- _PROMPT_
Each line below is to be written out in full, exactly as shown.

- _DATA TO PROCESS_

-*-*-

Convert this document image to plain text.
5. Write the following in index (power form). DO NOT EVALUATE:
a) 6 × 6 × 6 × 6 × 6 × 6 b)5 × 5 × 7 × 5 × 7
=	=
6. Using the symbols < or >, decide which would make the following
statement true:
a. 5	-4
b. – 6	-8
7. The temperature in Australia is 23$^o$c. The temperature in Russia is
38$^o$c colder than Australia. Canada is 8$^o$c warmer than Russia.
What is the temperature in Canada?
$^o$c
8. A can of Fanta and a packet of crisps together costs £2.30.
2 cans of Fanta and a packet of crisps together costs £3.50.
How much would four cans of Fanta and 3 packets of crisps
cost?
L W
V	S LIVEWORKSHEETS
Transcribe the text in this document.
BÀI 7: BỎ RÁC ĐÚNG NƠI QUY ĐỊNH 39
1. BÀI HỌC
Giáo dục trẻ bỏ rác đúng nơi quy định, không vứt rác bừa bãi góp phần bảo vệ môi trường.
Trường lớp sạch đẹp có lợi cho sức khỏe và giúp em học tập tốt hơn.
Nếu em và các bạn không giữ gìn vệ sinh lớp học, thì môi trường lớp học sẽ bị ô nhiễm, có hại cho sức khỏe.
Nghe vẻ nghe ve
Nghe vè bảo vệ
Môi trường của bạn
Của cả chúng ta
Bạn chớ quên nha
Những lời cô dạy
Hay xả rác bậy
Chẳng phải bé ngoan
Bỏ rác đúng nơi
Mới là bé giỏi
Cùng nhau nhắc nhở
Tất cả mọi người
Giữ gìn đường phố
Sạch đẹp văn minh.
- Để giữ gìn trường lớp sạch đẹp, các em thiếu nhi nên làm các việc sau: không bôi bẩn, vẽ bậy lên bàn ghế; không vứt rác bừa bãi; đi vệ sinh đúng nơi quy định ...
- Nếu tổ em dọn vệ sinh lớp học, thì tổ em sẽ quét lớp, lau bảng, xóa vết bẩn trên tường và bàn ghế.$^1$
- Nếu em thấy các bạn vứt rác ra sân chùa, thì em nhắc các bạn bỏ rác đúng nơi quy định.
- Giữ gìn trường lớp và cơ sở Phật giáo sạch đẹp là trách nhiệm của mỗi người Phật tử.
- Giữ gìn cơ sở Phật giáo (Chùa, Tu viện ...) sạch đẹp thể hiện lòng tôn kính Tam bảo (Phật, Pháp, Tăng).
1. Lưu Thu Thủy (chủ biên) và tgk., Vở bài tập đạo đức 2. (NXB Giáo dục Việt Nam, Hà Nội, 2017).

-*-*-

- _COMPLETE RESPONSE_
Convert this document image to plain text.
5. Write the following in index (power form). DO NOT EVALUATE:
a) 6 × 6 × 6 × 6 × 6 × 6 b)5 × 5 × 7 × 5 × 7
=	=
6. Using the symbols < or >, decide which would make the following
statement true:
a. 5	-4
b. – 6	-8
7. The temperature in Australia is 23$^o$c. The temperature in Russia is
38$^o$c colder than Australia. Canada is 8$^o$c warmer than Russia.
What is the temperature in Canada?
$^o$c
8. A can of Fanta and a packet of crisps together costs £2.30.
2 cans of Fanta and a packet of crisps together costs £3.50.
How much would four cans of Fanta and 3 packets of crisps
cost?
L W
V	S LIVEWORKSHEETS
Transcribe the text in this document.
BÀI 7: BỎ RÁC ĐÚNG NƠI QUY ĐỊNH 39
1. BÀI HỌC
Giáo dục trẻ bỏ rác đúng nơi quy định, không vứt rác bừa bãi góp phần bảo vệ môi trường.
Trường lớp sạch đẹp có lợi cho sức khỏe và giúp em học tập tốt hơn.
Nếu em và các bạn không giữ gìn vệ sinh lớp học, thì môi trường lớp học sẽ bị ô nhiễm, có hại cho sức khỏe.
Nghe vẻ nghe ve
Nghe vè bảo vệ
Môi trường của bạn
Của cả chúng ta
Bạn chớ quên nha
Những lời cô dạy
Hay xả rác bậy
Chẳng phải bé ngoan
Bỏ rác đúng nơi
Mới là bé giỏi
Cùng nhau nhắc nhở
Tất cả mọi người
Giữ gìn đường phố
Sạch đẹp văn minh.
- Để giữ gìn trường lớp sạch đẹp, các em thiếu nhi nên làm các việc sau: không bôi bẩn, vẽ bậy lên bàn ghế; không vứt rác bừa bãi; đi vệ sinh đúng nơi quy định ...
- Nếu tổ em dọn vệ sinh lớp học, thì tổ em sẽ quét lớp, lau bảng, xóa vết bẩn trên tường và bàn ghế.$^1$
- Nếu em thấy các bạn vứt rác ra sân chùa, thì em nhắc các bạn bỏ rác đúng nơi quy định.
- Giữ gìn trường lớp và cơ sở Phật giáo sạch đẹp là trách nhiệm của mỗi người Phật tử.
- Giữ gìn cơ sở Phật giáo (Chùa, Tu viện ...) sạch đẹp thể hiện lòng tôn kính Tam bảo (Phật, Pháp, Tăng).
1. Lưu Thu Thủy (chủ biên) và tgk., Vở bài tập đạo đức 2. (NXB Giáo dục Việt Nam, Hà Nội, 2017).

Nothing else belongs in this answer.